▶ _Work to do_:
Extend the exhibition notice on the Buddhist sculptor Fan Daosheng, beginning immediately after its final sentence.

Feature Exhibition:

Ming Expression in Edo Temples
Commemorating the 350th Death Anniversary of Buddhist Sculptor Fan Daosheng

Exhibition period:

17 July 2021 (Sat) – 10 October 2021 (Sun)

Venue:

Cultural Exchange Exhibition Hall, Room 11

Introduction:

Fan Daosheng (1635–70) was a sculptor of Buddhist statues from Fujian, China. During the early Edo period (17th–19th century), he made his way to Nagasaki, Japan, where he worked at the Fukusaiji and Kōfukuji temples. He was subsequently invited to work as a sculptor at the Manpukuji Temple in Uji, Kyoto by none other than its founder, Yinyuan Longqi, the monk who had also established the Ōbaku Zen sect of Buddhism in Japan. As the Ōbaku sect gained traction in Japan, Fan’s sculptures at Manpukuji, and the late-Ming Chinese style of Buddhist sculpture that they embodied, also garnered considerable popularity among Zen temples in Japan. In this way, Fan’s unique works left their mark on Japanese Buddhist sculpture history. In commemoration of the 350th anniversary of Fan’s death in 2020, we have put together this exhibition to celebrate Fan’s works, including but not limited to his sculptures, paintings, and writings.


十八羅漢坐像のうち羅怙羅尊者
Arhat Rahula (from the Eighteen Arhats)
By Fan Daosheng
Dated 1664
Manpukuji Temple, Kyoto

The Eighteen Arhats were the original followers of the Buddha who had attained enlightenment, and had sworn to protect his teachings. The arhat here, Rahula, was Buddha’s son from before he had entered priesthood. Rahula is seen here prying open his chest to reveal the Buddha’s face, a gesture signifying how everyone has the Buddha nature in them, and thus the potential to be enlightened. This series of statues is one of Fan’s most iconic works.

▶ _Data_:
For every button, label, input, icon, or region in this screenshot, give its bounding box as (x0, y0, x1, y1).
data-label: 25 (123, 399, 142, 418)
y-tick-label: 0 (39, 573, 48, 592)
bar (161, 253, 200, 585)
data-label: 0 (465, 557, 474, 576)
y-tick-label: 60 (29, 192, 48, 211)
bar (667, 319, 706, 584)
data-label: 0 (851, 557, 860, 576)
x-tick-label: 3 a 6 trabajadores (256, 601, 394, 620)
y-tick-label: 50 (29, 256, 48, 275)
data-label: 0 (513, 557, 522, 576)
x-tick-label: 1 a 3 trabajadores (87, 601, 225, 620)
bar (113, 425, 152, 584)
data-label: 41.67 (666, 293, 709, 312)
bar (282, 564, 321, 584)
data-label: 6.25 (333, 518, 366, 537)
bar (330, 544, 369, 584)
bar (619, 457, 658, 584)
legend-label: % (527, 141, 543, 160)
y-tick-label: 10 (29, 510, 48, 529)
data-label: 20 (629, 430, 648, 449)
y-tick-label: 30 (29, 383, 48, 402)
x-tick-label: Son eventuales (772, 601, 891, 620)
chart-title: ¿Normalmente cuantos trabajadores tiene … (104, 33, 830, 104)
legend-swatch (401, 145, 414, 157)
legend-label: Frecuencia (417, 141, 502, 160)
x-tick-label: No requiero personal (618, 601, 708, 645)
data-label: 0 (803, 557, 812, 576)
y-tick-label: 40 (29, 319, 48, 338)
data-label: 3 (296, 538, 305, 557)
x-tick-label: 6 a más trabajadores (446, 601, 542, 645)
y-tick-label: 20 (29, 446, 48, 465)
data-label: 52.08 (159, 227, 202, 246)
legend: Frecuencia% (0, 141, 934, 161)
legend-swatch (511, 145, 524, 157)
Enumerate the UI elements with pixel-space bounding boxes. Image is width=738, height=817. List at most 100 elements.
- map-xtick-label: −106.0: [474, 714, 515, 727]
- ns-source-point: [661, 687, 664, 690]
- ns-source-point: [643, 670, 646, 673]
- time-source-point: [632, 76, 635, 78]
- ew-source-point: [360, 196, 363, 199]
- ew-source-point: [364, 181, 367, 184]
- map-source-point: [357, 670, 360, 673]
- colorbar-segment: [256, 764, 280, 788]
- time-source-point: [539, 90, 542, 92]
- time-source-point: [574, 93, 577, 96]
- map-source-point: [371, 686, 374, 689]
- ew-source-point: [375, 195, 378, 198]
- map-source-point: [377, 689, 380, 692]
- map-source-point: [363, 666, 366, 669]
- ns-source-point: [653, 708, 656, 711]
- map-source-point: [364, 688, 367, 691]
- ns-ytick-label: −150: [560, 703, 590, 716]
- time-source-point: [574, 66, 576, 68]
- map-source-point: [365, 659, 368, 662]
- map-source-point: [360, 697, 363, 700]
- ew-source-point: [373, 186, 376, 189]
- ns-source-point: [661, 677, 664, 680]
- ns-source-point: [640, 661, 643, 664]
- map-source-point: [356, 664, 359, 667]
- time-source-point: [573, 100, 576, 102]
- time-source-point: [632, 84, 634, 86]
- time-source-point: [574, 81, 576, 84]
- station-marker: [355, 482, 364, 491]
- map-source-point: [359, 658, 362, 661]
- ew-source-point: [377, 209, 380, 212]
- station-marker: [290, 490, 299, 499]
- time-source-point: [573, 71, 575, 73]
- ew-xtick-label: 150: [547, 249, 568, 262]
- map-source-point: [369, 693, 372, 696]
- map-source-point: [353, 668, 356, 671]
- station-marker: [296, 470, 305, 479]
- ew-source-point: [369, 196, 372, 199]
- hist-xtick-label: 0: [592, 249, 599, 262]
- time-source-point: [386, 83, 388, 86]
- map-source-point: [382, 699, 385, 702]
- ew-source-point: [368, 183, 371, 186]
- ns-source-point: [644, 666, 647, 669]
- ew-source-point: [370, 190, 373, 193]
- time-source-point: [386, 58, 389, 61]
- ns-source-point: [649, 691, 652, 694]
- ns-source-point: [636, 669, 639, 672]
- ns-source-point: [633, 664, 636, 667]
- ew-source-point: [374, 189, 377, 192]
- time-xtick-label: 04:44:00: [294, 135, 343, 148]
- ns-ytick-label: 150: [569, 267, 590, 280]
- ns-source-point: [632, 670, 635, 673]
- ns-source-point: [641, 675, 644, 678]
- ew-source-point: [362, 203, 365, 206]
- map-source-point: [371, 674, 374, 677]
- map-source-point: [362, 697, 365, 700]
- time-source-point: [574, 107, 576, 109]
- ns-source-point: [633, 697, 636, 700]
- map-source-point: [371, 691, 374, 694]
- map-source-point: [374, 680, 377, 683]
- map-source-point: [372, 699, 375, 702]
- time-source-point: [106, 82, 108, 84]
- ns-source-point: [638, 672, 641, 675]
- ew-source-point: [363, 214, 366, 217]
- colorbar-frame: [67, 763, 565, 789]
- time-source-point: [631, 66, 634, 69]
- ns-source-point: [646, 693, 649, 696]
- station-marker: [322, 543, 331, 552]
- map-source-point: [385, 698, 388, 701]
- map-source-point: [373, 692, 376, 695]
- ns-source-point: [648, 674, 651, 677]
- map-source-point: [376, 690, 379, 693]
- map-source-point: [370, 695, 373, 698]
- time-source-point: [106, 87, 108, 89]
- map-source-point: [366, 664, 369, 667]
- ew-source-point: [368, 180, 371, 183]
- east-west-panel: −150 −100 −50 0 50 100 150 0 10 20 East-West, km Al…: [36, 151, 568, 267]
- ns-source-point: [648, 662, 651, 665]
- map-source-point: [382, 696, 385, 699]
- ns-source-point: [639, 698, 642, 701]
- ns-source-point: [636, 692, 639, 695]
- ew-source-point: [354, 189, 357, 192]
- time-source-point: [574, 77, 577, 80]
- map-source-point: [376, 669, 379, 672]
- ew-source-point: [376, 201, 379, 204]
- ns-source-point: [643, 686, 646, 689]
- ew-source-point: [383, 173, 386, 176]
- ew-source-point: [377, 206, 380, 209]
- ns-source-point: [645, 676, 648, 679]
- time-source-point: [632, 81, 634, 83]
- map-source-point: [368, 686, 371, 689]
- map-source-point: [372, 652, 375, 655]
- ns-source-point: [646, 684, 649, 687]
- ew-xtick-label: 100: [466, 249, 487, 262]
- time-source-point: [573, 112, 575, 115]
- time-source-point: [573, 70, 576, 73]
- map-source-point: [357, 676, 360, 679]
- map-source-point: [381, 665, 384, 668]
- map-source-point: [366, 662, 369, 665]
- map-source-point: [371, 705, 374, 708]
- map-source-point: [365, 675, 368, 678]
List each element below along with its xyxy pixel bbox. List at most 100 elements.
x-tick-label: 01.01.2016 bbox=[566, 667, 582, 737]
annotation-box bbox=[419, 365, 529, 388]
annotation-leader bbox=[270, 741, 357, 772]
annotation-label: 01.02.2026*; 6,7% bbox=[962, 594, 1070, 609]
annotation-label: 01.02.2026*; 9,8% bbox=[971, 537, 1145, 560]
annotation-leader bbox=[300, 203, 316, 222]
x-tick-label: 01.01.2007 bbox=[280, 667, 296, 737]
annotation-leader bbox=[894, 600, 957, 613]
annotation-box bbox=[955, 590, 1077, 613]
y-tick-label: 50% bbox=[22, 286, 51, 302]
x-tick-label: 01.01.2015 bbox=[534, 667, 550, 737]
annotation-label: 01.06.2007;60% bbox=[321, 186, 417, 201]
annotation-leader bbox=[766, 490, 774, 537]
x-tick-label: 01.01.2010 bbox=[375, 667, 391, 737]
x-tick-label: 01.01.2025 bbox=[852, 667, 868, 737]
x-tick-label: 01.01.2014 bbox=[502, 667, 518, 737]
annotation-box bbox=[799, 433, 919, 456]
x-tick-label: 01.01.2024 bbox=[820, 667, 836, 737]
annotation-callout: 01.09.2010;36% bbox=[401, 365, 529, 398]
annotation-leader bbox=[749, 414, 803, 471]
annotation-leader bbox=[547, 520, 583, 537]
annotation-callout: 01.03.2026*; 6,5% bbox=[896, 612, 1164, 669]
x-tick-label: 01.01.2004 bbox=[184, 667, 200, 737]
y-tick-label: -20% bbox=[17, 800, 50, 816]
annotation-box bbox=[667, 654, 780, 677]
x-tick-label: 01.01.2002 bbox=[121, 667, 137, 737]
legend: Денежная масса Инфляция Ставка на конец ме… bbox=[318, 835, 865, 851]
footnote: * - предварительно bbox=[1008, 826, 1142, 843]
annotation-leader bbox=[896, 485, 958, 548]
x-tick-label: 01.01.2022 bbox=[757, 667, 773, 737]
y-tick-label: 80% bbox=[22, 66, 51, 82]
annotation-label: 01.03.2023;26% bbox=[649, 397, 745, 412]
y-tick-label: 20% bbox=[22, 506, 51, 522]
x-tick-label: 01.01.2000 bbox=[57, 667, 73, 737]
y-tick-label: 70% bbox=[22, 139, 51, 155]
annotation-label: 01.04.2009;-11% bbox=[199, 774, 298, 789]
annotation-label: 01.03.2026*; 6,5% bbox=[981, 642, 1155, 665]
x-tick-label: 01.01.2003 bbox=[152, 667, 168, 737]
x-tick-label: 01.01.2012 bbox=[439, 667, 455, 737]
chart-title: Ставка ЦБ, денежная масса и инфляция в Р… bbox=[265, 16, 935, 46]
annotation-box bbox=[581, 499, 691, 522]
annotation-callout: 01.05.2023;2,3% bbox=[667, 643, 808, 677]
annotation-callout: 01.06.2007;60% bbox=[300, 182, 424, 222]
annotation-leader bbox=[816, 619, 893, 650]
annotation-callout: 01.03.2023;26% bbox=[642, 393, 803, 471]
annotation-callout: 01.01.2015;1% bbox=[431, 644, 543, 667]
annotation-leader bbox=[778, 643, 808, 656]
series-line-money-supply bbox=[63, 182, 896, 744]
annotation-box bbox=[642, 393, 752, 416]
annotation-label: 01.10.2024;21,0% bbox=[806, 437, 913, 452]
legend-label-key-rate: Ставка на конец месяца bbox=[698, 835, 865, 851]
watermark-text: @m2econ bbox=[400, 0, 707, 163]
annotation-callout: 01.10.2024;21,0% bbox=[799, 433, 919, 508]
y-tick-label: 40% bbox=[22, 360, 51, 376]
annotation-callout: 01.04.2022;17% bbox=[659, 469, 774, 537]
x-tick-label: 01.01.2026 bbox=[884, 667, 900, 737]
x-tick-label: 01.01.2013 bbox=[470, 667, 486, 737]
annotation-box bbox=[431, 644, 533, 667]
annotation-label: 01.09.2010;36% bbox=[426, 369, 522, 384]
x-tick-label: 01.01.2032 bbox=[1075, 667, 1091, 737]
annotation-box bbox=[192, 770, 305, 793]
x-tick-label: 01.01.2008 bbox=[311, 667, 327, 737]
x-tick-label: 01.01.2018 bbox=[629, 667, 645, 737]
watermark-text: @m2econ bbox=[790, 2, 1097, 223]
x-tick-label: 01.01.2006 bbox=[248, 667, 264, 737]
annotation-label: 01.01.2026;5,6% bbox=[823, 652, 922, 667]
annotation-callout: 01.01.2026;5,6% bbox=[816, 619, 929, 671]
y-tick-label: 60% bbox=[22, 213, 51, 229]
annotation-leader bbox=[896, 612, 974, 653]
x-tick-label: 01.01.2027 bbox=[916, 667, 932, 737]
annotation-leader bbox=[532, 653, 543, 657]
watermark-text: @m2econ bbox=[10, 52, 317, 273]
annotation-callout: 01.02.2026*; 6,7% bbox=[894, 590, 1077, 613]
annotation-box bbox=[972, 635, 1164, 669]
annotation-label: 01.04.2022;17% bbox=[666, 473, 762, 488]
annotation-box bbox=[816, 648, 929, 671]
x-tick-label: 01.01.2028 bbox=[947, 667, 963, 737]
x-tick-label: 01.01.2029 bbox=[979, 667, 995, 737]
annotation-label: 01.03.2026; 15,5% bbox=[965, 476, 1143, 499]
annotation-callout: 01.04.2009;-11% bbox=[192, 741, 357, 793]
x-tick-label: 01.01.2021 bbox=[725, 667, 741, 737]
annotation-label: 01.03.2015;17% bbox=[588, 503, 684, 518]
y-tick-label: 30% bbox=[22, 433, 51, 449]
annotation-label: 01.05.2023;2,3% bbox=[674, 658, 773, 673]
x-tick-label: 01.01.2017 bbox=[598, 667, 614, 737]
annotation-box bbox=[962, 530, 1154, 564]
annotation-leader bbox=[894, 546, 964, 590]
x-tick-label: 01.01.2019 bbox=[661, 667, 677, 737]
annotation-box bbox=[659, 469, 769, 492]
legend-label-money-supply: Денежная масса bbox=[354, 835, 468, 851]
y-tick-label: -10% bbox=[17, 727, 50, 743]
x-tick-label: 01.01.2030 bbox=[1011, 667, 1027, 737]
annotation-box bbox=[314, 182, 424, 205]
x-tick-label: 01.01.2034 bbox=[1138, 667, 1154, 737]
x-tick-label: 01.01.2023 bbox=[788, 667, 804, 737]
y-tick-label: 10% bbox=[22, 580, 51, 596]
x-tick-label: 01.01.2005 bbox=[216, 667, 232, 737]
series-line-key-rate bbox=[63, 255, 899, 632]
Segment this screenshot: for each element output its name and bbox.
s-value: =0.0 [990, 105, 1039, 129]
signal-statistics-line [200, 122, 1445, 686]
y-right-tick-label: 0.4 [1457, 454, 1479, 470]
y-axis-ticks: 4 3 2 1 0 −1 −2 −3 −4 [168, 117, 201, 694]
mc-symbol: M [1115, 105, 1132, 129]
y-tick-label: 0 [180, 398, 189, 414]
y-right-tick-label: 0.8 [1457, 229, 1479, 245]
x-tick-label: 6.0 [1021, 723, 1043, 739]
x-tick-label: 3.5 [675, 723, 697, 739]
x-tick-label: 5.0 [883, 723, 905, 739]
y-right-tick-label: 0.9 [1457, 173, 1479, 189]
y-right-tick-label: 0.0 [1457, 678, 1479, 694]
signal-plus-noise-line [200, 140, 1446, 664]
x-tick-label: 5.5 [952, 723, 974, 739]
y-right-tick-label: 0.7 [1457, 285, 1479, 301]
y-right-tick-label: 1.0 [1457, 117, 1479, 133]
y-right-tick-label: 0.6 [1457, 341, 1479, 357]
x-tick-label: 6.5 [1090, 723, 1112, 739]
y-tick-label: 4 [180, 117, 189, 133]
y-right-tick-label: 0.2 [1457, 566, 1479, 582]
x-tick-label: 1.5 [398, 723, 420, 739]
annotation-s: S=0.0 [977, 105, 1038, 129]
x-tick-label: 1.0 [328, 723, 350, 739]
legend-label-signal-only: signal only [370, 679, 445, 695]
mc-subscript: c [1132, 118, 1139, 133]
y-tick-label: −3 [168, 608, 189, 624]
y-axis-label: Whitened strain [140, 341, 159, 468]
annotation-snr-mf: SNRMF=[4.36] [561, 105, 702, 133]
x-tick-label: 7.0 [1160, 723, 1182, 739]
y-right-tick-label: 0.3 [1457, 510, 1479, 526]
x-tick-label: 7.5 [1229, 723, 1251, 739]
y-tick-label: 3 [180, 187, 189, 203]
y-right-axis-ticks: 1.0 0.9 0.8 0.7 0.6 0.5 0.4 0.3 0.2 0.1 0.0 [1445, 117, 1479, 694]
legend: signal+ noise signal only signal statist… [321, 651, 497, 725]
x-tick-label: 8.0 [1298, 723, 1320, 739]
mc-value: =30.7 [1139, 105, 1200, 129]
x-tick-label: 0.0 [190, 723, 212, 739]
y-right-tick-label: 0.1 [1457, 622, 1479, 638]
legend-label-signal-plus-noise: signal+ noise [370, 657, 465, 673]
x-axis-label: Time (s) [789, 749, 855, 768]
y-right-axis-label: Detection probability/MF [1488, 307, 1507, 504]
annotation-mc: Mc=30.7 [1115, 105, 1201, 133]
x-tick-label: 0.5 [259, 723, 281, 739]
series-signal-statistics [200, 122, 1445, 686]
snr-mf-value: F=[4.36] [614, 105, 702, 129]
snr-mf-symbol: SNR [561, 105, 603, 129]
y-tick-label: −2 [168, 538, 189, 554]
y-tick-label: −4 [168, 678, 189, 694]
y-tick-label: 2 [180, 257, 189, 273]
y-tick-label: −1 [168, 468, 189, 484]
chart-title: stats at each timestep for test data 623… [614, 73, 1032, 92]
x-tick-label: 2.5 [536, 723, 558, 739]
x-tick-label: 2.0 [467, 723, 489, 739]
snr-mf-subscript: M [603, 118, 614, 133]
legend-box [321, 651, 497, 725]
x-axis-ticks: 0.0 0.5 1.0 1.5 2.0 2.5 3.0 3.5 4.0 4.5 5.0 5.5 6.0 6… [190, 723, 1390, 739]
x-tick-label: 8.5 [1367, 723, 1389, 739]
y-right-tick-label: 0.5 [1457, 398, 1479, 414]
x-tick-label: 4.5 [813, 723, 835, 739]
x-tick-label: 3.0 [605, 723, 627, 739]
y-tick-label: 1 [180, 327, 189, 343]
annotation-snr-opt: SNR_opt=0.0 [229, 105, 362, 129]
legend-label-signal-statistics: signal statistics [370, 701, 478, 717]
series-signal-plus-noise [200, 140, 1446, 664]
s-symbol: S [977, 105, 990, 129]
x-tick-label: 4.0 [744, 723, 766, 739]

▶ _Result for this exercise_:
韋駄天立像
Skanda
By Fan Daosheng
Dated 1663
Kōfukuji Temple, Nagasaki

Kōfukuji is the oldest Chinese-style temple in Nagasaki. It functioned as a gathering place for Chinese Buddhists, including Yinyuan, who joined the temple in 1654 and later founded the Ōbaku sect of Zen Buddhism in Japan. After a temple fire in 1663, the monks leading Kōfukuji’s reconstruction charged Fan with remaking its Buddhist statues. This statue is one of Fan’s works at that time.


三官大帝倚像
The Three Great Imperial Officials
By Fan Daosheng
Dated 1663
Kōfukuji Temple, Nagasaki

These statues are currently enshrined in the Mazu Hall at Kōfukuji. In Taoism, the Three Great Imperial Officials refer to three deities: the Heavenly Official, the Earth Official, and the Water Official. They administer phenomena in their respective domains. People believed that the Heavenly Official endows people with happiness, the Earth Official grants amnesty to the sinful, and the Water Official helps get rid of one’s back luck.


達磨大師坐像
Bodhidharma
By Fan Daosheng
Dated 1662
Manpukuji Temple, Kyoto

This statue of Bodhiharma, the founder of Chan (Jp. Zen) Buddhism in China, is one of the lacquered statues Fan made for Chinese monk Yinyuan Longqi in 1662. Fan had yet to move to Kyoto at the time, so he made these statues in Nagasaki first and had them delivered to Kyoto.


関帝倚像
Guandi
By Fan Daosheng
Dated 1663
Kōfukuji Temple, Nagasaki

Guan Yu was a Chinese general celebrated for his brave deeds in the Sanguozhi, a historical record of the Three Kingdoms in the late Han dynasty (25–220). After his death, he was lionized as Guandi, a god of war, and worshipped as a guardian god at Buddhist temples from the Tang dynasty onward. This statue of Guandi, flanked by Guan Ping (left) and Zhou Cang (right), is one of Fan’s masterpieces. It is currently enshrined at the Mazu Hall of Kōfukuji.


血書阿弥陀三尊図
Amitabha Triad, with inscriptions in blood
By Fan Daosheng and Boyan Xingjie
Dated 1664
Hōrin’in Temple, Kyoto

According to the inscriptions on this work, the Chinese priest Hechan Daohe had offered his own blood as ink for another Chinese priest, Boyan Xingjie, to inscribe the Amitabha Sutra, and for Fan to paint the Amitabha triad.

関帝像
Guandi
By Fan Daosheng, inscription by Muan Xingtao
Inscription dated 1664
Shōfukuji Temple, Nagasaki

This painting of Guandi depicts him with slit eyes, thick eyebrows, and a long beard—features that the Chinese general Guan Yu is often described with in legends. Guan Yu’s subordinate, Zhou Cang, stands to his right holding his master’s favored weapon, a glaive named “Qinglong Yanyue Dao” (lit., Green Dragon Crescent Blade). Note the fine details in the figures’ beards and the motifs on their clothing.


華光菩薩像
Kakō Bosatsu (temple guardian deity)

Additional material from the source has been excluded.